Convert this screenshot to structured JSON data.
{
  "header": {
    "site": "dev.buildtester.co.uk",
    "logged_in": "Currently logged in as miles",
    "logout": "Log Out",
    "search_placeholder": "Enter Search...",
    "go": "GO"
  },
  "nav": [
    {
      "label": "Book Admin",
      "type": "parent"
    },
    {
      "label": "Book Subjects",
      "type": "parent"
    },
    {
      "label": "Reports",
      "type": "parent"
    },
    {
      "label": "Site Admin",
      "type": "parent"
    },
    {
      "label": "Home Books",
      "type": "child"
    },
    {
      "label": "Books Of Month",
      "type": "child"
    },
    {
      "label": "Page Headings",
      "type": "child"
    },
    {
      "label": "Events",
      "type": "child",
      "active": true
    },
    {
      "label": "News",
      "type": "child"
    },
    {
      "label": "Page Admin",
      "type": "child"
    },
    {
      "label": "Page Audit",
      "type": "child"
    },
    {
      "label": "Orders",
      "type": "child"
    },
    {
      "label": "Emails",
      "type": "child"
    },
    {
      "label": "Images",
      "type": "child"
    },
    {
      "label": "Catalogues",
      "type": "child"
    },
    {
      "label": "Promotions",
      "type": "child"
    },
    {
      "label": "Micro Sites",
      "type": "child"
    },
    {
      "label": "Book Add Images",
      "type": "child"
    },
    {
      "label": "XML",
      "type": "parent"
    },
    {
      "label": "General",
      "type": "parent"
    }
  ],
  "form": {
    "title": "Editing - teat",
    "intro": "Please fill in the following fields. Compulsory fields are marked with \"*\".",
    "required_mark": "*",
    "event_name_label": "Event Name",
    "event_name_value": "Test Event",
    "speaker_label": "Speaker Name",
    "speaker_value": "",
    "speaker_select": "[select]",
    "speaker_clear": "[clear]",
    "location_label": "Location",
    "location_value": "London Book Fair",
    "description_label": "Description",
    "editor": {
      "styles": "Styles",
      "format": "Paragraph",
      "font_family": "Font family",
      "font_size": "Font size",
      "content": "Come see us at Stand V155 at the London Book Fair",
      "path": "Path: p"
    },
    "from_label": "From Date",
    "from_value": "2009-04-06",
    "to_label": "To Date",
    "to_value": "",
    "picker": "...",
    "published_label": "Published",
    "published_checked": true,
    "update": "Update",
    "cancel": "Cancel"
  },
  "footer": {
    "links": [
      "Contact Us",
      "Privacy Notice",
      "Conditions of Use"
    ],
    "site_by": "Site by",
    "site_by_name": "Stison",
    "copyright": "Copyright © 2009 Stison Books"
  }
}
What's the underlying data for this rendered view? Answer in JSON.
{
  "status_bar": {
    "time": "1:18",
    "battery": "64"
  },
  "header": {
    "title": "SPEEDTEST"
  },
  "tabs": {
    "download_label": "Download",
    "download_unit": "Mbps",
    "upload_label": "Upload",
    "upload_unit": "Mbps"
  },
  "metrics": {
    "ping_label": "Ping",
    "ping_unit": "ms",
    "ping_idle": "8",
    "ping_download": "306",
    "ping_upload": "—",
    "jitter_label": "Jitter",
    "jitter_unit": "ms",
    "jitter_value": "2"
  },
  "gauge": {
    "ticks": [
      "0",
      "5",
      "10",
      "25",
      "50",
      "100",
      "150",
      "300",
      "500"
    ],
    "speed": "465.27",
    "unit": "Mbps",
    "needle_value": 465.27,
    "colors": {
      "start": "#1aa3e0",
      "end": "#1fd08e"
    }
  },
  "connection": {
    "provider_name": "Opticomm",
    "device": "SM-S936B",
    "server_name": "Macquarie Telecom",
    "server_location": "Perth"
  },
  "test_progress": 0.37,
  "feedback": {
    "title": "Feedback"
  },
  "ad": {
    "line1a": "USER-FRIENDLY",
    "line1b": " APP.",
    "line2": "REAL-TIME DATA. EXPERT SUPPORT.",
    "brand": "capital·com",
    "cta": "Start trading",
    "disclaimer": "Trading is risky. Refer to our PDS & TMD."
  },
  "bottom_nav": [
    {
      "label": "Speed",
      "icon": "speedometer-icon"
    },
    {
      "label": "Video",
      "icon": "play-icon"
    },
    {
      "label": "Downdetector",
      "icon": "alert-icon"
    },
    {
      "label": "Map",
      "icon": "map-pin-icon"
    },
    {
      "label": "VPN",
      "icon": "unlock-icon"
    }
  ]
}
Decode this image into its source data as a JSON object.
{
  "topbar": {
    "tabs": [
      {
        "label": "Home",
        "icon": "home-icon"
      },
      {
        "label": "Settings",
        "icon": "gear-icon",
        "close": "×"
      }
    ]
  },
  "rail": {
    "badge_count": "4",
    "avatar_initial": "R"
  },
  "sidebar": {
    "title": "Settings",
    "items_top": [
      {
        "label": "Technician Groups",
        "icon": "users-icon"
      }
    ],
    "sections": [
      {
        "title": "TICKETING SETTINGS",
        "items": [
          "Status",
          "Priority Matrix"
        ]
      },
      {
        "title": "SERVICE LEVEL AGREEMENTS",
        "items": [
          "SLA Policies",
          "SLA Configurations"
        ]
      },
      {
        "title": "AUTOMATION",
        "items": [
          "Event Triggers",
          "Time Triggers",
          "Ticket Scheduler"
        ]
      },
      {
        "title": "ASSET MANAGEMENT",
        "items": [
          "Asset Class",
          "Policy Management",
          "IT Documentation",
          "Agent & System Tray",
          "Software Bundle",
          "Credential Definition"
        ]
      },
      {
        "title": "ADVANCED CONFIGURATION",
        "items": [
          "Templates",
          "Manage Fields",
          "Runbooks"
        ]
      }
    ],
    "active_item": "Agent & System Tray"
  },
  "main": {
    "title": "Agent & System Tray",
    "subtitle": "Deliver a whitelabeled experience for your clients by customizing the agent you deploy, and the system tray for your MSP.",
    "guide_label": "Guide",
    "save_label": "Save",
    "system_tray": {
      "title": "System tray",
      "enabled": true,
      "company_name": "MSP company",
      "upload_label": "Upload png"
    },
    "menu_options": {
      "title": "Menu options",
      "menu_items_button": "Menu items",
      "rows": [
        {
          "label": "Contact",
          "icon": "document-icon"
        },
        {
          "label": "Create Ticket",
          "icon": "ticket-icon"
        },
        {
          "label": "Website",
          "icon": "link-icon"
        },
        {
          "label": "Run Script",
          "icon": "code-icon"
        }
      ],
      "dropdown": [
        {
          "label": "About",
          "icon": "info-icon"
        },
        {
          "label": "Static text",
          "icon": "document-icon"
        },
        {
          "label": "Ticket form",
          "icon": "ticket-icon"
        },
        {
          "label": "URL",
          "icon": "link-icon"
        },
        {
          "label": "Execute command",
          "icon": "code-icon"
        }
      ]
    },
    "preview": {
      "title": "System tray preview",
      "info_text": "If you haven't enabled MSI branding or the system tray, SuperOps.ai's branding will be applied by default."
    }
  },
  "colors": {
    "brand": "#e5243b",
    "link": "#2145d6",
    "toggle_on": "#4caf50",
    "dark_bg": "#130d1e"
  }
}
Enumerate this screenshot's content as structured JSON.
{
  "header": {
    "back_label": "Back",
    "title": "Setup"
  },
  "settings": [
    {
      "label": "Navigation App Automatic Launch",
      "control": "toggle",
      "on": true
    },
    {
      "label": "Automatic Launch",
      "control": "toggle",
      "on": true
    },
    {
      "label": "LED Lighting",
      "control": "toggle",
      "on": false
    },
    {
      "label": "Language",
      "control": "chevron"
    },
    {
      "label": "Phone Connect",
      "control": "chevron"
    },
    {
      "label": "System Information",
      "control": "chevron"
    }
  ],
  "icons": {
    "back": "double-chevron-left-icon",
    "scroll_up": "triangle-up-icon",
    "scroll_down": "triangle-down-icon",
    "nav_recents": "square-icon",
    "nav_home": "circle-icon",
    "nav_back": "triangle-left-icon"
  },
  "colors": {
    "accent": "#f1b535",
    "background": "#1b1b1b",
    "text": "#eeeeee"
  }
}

Given exercise: Look for "Stison" and pull out every line that has it.

Complete answer:
    "site_by_name": "Stison",
    "copyright": "Copyright © 2009 Stison Books"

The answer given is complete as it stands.